═════ Information given ═════

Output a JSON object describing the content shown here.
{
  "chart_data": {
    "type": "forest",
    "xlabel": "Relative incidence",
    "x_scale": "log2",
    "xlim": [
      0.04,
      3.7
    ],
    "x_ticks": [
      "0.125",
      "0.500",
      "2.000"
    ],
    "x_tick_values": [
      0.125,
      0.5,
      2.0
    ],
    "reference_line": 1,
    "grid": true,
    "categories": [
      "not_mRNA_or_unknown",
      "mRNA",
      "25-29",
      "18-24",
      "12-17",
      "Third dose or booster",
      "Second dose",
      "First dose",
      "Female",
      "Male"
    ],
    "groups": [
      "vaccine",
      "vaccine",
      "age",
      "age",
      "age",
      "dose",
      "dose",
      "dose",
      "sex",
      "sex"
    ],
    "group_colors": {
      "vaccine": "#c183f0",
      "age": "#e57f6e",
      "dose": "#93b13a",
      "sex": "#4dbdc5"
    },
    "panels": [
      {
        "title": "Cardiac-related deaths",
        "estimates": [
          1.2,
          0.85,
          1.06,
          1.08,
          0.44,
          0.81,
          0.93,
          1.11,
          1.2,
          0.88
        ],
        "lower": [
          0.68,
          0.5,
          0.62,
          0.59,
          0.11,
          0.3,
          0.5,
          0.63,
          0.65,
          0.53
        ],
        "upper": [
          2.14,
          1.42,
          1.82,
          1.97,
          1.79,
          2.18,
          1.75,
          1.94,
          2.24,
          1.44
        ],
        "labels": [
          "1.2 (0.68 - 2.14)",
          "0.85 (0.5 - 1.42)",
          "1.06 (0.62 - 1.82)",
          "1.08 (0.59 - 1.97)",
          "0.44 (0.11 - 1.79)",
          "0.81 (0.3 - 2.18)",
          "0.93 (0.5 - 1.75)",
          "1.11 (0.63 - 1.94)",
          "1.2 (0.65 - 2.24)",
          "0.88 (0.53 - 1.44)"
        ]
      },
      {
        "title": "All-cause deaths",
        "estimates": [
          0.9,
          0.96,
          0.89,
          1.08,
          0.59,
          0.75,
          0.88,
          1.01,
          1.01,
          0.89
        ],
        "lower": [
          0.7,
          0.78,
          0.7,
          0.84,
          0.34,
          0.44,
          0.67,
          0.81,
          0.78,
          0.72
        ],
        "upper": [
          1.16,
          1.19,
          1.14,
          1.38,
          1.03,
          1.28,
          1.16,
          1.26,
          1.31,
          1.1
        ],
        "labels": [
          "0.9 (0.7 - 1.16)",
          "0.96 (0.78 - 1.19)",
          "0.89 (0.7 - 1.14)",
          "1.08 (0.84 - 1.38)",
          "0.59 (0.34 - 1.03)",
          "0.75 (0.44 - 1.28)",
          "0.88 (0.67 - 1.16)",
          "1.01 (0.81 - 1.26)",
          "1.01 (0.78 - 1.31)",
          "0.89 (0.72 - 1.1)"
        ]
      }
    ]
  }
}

═════

_Task to carry out:_
Repeat the listing above line by line, exactly as written.

_Written solution:_
Output a JSON object describing the content shown here.
{
  "chart_data": {
    "type": "forest",
    "xlabel": "Relative incidence",
    "x_scale": "log2",
    "xlim": [
      0.04,
      3.7
    ],
    "x_ticks": [
      "0.125",
      "0.500",
      "2.000"
    ],
    "x_tick_values": [
      0.125,
      0.5,
      2.0
    ],
    "reference_line": 1,
    "grid": true,
    "categories": [
      "not_mRNA_or_unknown",
      "mRNA",
      "25-29",
      "18-24",
      "12-17",
      "Third dose or booster",
      "Second dose",
      "First dose",
      "Female",
      "Male"
    ],
    "groups": [
      "vaccine",
      "vaccine",
      "age",
      "age",
      "age",
      "dose",
      "dose",
      "dose",
      "sex",
      "sex"
    ],
    "group_colors": {
      "vaccine": "#c183f0",
      "age": "#e57f6e",
      "dose": "#93b13a",
      "sex": "#4dbdc5"
    },
    "panels": [
      {
        "title": "Cardiac-related deaths",
        "estimates": [
          1.2,
          0.85,
          1.06,
          1.08,
          0.44,
          0.81,
          0.93,
          1.11,
          1.2,
          0.88
        ],
        "lower": [
          0.68,
          0.5,
          0.62,
          0.59,
          0.11,
          0.3,
          0.5,
          0.63,
          0.65,
          0.53
        ],
        "upper": [
          2.14,
          1.42,
          1.82,
          1.97,
          1.79,
          2.18,
          1.75,
          1.94,
          2.24,
          1.44
        ],
        "labels": [
          "1.2 (0.68 - 2.14)",
          "0.85 (0.5 - 1.42)",
          "1.06 (0.62 - 1.82)",
          "1.08 (0.59 - 1.97)",
          "0.44 (0.11 - 1.79)",
          "0.81 (0.3 - 2.18)",
          "0.93 (0.5 - 1.75)",
          "1.11 (0.63 - 1.94)",
          "1.2 (0.65 - 2.24)",
          "0.88 (0.53 - 1.44)"
        ]
      },
      {
        "title": "All-cause deaths",
        "estimates": [
          0.9,
          0.96,
          0.89,
          1.08,
          0.59,
          0.75,
          0.88,
          1.01,
          1.01,
          0.89
        ],
        "lower": [
          0.7,
          0.78,
          0.7,
          0.84,
          0.34,
          0.44,
          0.67,
          0.81,
          0.78,
          0.72
        ],
        "upper": [
          1.16,
          1.19,
          1.14,
          1.38,
          1.03,
          1.28,
          1.16,
          1.26,
          1.31,
          1.1
        ],
        "labels": [
          "0.9 (0.7 - 1.16)",
          "0.96 (0.78 - 1.19)",
          "0.89 (0.7 - 1.14)",
          "1.08 (0.84 - 1.38)",
          "0.59 (0.34 - 1.03)",
          "0.75 (0.44 - 1.28)",
          "0.88 (0.67 - 1.16)",
          "1.01 (0.81 - 1.26)",
          "1.01 (0.78 - 1.31)",
          "0.89 (0.72 - 1.1)"
        ]
      }
    ]
  }
}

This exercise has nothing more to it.